Brano scelto:
Terra Santa oltre il Giordano

Comunità cristiane in Giordania

La pacifica convivenza tra cristiani e musulmani in Giordania è un modello di dialogo interreligioso per il resto del Medio Oriente. E ciò grazie alla stabilità politica del regno ashemita e alla vivacità e maturità della Chiesa, una minoranza religiosa molto stimata per lo straordinario contributo delle sue opere culturali e sociali, non ultima l’assistenza ai profughi iracheni.

«La Giordania fa parte del Patriarcato Latino di Gerusalemme – esordisce il patriarca mons. Fouad Twal durante un incontro a margine del Sinodo dei vescovi sul Medio Oriente, tenutosi a Roma nell’ottobre 2010 -. Anzi è il polmone, il cuore del patriarcato per il numero di famiglie e scuole cristiane, di preti e seminaristi (80% circa)».

[Dati sulla posizione degli elementi]

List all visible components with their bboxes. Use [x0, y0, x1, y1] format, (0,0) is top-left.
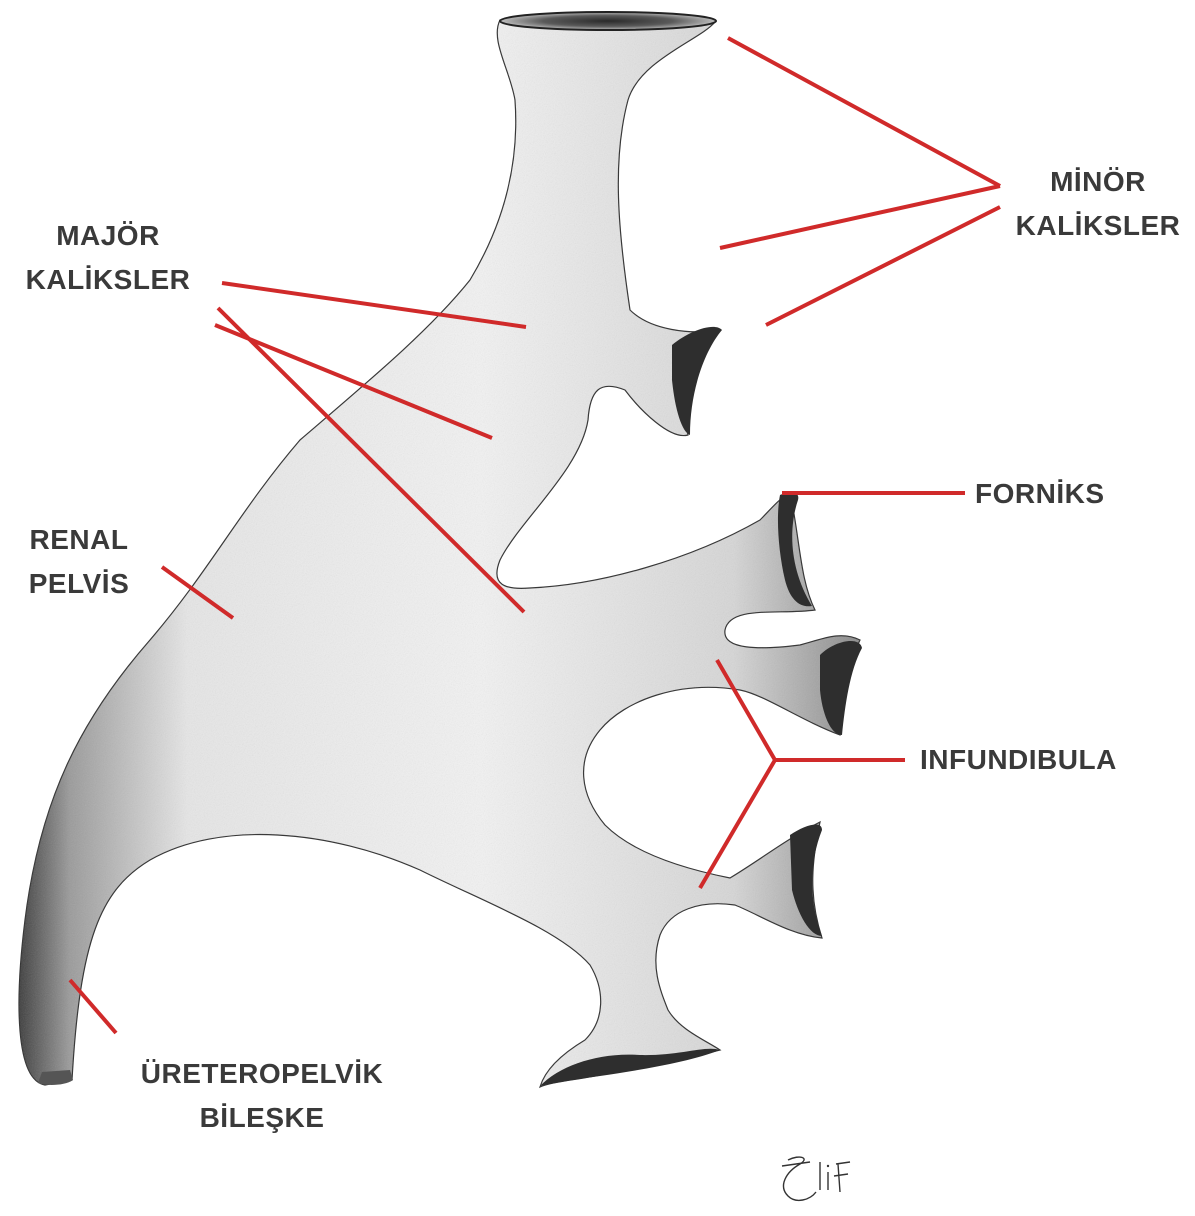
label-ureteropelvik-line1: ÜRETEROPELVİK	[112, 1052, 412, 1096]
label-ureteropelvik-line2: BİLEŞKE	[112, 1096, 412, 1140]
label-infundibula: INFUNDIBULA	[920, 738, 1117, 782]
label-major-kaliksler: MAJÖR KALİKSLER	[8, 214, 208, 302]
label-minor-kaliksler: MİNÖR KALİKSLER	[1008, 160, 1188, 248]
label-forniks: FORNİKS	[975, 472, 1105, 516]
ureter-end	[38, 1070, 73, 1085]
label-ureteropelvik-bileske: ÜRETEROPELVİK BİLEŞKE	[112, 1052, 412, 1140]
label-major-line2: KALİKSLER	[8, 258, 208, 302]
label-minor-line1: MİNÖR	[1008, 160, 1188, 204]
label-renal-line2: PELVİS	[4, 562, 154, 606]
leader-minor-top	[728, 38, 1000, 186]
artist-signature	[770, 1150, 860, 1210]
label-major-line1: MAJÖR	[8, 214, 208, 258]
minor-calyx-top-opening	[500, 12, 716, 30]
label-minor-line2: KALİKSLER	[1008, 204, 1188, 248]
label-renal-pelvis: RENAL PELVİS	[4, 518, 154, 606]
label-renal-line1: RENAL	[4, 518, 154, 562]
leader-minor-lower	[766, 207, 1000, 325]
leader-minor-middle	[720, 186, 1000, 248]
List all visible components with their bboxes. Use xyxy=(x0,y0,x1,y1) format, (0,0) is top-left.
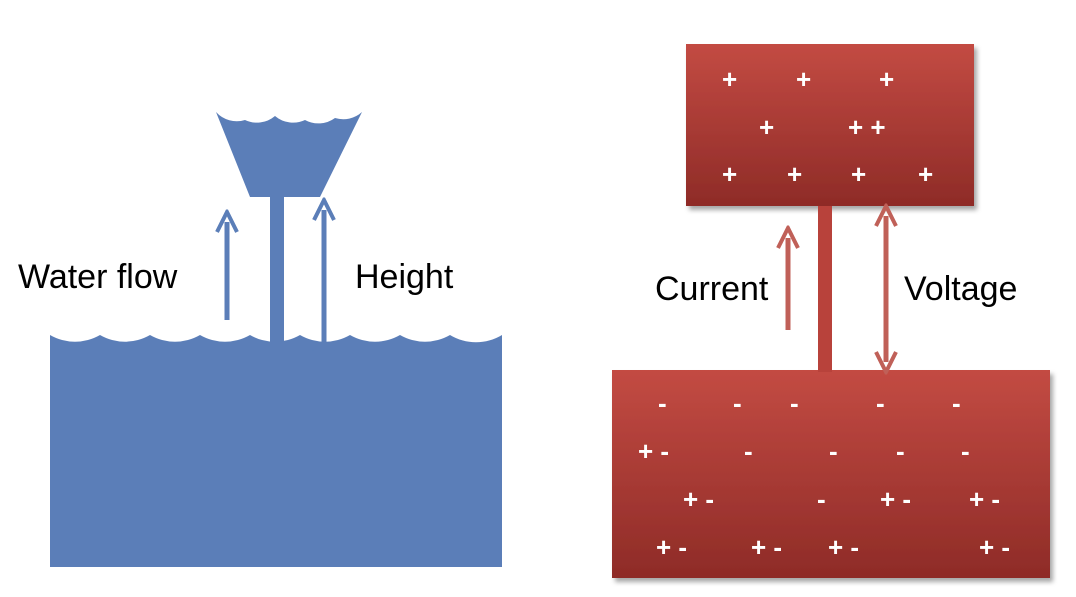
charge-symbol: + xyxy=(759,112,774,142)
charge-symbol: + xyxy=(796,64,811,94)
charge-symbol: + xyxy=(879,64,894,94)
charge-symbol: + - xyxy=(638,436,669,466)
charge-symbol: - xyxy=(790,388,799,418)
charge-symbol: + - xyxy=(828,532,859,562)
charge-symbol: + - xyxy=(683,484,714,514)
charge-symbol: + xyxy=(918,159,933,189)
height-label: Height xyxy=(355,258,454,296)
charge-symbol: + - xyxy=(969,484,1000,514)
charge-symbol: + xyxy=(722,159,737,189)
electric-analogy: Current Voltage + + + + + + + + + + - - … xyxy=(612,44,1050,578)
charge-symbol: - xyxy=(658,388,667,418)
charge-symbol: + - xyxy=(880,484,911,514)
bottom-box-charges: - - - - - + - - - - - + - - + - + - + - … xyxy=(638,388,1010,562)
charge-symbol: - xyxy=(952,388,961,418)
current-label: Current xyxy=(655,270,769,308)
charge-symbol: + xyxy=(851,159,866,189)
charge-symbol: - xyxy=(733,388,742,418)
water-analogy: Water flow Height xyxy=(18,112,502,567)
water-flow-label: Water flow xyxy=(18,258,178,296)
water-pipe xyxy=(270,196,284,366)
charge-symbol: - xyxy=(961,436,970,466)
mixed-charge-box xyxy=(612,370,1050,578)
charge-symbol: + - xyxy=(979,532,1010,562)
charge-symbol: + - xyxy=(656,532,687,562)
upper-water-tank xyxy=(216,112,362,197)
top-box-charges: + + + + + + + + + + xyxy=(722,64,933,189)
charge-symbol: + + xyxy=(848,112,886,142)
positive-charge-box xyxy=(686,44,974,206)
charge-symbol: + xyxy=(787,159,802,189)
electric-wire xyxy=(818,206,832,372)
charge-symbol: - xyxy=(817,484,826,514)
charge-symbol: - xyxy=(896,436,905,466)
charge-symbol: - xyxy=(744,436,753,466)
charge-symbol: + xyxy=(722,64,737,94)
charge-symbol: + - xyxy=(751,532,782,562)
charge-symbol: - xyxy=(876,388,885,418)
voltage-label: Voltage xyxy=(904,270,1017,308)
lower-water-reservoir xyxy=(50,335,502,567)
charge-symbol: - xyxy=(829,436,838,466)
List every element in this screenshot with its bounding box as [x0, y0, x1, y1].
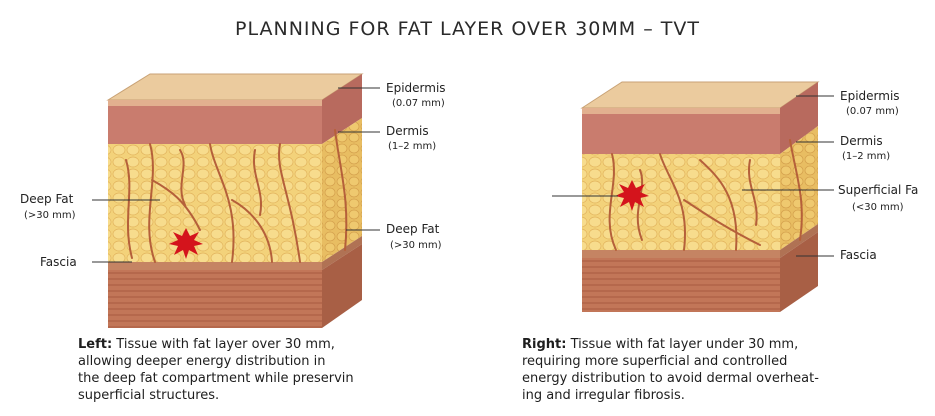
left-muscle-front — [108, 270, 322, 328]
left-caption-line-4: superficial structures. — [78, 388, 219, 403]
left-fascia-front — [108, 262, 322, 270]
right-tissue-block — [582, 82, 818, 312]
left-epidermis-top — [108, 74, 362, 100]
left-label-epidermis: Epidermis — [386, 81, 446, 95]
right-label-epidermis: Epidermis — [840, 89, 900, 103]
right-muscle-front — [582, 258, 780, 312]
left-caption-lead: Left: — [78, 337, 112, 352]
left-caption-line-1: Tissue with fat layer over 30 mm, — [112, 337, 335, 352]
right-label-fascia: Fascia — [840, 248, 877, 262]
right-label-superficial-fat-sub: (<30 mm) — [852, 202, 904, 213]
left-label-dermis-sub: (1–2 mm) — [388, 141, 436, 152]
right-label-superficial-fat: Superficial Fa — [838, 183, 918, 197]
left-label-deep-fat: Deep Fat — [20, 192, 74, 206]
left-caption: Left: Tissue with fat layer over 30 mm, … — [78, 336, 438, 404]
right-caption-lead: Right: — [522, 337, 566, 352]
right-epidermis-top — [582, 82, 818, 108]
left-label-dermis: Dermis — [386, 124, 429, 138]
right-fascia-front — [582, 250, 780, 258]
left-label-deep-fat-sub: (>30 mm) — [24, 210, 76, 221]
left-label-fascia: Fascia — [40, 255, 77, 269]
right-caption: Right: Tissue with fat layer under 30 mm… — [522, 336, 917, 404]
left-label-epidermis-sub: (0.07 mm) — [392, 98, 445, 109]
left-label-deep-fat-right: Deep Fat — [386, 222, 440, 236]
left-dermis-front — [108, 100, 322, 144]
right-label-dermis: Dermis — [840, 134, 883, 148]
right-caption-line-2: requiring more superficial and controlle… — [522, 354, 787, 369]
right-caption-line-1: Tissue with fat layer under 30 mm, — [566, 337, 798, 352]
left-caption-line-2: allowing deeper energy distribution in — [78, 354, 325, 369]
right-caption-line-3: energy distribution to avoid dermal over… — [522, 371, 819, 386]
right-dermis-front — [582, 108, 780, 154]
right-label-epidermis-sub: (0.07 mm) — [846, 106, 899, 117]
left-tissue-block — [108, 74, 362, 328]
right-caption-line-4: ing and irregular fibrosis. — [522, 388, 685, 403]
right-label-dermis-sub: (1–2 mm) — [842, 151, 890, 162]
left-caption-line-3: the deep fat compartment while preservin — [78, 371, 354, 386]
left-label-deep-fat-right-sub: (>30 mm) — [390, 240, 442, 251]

Quesito proposto A:
Si risponda alle seguenti domande sul brano scelto:
(i) Di quale patriarcato fa parte la Giordania?
(ii) In quale città e in quale mese e anno si è tenuto il Sinodo dei vescovi sul Medio Oriente?
(iii) Quale forma di assistenza viene citata tra le opere della Chiesa?
Quesito proposto B:
Si riscriva in forma più concisa il paragrafo del brano scelto che inizia con «La pacifica convivenza», conservandone i fatti principali.

Risultato A:
(i) Il Patriarcato Latino di Gerusalemme.
(ii) A Roma, nell'ottobre 2010.
(iii) L'assistenza ai profughi iracheni.

Risultato B:
In Giordania la convivenza pacifica tra cristiani e musulmani è un modello di dialogo interreligioso per il Medio Oriente. Essa si deve alla stabilità politica del regno ashemita e alla maturità della Chiesa. Questa minoranza è stimata per le sue opere culturali e sociali, tra cui l'assistenza ai profughi iracheni.